TO DO
Report every line from the material that contains the word "Used".

Items listed in a dataset
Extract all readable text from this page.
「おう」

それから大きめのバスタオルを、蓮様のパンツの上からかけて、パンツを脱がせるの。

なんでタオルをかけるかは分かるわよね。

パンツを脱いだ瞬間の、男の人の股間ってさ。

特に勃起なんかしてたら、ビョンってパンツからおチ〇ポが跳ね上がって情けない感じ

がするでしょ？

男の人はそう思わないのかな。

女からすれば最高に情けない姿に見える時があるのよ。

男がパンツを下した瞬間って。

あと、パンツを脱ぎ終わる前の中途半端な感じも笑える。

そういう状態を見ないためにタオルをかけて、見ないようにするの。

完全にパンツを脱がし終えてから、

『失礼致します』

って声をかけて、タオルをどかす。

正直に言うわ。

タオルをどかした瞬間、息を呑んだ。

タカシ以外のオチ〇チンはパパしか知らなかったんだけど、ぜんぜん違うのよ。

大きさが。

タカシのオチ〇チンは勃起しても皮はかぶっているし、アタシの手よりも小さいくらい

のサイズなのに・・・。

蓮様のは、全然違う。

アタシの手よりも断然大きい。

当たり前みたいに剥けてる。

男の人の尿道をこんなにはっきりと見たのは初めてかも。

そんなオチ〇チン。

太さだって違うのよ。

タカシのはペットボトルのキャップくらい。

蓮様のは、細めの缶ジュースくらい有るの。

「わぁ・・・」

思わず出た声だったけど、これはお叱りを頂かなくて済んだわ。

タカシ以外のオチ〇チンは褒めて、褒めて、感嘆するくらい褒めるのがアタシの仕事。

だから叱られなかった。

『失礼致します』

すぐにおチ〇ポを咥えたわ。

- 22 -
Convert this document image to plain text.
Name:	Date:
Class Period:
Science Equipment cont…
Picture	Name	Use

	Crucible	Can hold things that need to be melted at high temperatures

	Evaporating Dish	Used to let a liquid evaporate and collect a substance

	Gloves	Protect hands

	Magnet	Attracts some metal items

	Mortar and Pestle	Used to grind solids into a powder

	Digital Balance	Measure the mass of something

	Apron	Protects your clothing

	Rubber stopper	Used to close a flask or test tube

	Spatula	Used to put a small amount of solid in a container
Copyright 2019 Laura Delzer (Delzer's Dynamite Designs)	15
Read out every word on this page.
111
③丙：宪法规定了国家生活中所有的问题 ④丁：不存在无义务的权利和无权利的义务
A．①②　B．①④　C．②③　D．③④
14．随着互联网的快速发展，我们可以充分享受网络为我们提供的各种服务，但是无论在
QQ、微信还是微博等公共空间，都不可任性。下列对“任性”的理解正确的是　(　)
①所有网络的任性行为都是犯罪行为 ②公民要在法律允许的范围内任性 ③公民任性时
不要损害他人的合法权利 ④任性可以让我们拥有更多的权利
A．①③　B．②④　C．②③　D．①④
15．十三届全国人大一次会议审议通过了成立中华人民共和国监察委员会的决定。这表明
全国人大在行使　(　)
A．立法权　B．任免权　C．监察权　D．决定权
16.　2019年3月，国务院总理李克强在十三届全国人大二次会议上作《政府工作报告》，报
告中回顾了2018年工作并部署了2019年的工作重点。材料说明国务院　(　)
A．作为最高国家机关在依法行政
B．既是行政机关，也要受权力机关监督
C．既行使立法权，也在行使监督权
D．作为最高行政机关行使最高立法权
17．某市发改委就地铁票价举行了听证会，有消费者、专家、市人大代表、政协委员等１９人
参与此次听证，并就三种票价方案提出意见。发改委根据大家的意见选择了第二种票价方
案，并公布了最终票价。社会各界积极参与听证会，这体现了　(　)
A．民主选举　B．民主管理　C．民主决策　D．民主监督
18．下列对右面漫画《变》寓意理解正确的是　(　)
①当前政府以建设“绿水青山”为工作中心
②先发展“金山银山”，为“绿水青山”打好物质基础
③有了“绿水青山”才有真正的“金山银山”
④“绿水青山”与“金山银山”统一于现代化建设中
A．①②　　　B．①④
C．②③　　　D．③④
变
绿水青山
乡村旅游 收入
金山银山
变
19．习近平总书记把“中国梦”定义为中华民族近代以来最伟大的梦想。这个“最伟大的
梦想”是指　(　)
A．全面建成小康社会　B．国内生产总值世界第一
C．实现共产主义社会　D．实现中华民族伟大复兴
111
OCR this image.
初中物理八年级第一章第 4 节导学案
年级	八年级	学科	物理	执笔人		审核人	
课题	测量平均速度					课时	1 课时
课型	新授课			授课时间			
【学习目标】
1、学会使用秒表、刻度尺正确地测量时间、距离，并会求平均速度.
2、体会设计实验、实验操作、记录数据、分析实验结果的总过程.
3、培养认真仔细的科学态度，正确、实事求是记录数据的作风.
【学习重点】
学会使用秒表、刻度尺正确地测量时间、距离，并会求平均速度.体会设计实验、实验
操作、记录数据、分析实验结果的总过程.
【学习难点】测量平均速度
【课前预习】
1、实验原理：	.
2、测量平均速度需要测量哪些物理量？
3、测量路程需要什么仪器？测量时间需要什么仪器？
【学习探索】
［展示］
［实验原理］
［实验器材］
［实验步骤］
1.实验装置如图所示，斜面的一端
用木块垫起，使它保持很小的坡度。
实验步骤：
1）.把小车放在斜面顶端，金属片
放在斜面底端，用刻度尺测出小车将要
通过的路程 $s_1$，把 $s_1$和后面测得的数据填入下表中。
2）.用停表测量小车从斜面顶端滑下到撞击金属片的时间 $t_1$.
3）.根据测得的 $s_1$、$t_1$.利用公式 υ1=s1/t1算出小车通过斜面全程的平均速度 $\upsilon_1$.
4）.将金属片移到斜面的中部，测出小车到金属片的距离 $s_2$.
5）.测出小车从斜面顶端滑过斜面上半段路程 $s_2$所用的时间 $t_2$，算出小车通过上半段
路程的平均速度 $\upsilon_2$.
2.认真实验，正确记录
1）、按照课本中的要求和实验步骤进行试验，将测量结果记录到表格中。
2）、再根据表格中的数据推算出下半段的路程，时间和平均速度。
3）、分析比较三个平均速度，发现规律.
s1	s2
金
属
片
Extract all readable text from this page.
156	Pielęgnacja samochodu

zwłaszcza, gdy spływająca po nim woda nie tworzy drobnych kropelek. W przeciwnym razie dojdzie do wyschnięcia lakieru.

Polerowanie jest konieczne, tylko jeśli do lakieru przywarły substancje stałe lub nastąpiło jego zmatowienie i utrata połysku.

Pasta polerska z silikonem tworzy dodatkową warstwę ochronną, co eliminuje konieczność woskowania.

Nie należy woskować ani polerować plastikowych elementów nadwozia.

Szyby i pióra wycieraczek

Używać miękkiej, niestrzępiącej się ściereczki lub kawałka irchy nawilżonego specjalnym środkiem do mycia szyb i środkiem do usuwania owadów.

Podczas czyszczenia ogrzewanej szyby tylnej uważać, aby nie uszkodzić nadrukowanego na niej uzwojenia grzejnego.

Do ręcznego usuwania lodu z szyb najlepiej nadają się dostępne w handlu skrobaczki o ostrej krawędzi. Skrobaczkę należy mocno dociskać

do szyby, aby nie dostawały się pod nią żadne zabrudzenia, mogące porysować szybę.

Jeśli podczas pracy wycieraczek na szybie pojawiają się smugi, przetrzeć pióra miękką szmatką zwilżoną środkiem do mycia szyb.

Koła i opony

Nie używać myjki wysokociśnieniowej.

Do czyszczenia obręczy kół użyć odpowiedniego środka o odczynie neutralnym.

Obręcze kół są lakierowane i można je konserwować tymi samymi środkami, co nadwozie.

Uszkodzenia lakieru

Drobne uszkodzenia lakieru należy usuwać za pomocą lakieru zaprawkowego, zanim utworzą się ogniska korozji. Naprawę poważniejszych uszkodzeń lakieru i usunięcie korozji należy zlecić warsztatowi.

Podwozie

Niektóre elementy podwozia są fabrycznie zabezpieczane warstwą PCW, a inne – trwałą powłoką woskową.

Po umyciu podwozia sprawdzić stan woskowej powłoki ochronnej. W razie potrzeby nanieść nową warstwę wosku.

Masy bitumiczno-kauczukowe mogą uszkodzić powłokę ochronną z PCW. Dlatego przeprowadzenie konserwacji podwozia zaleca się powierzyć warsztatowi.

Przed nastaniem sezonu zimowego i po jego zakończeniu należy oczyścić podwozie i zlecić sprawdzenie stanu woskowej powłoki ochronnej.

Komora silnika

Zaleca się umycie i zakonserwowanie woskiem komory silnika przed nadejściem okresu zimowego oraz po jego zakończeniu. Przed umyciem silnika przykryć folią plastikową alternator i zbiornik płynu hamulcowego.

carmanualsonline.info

CORRECT ANSWER
	Evaporating Dish	Used to let a liquid evaporate and collect a substance
	Mortar and Pestle	Used to grind solids into a powder
	Rubber stopper	Used to close a flask or test tube
	Spatula	Used to put a small amount of solid in a container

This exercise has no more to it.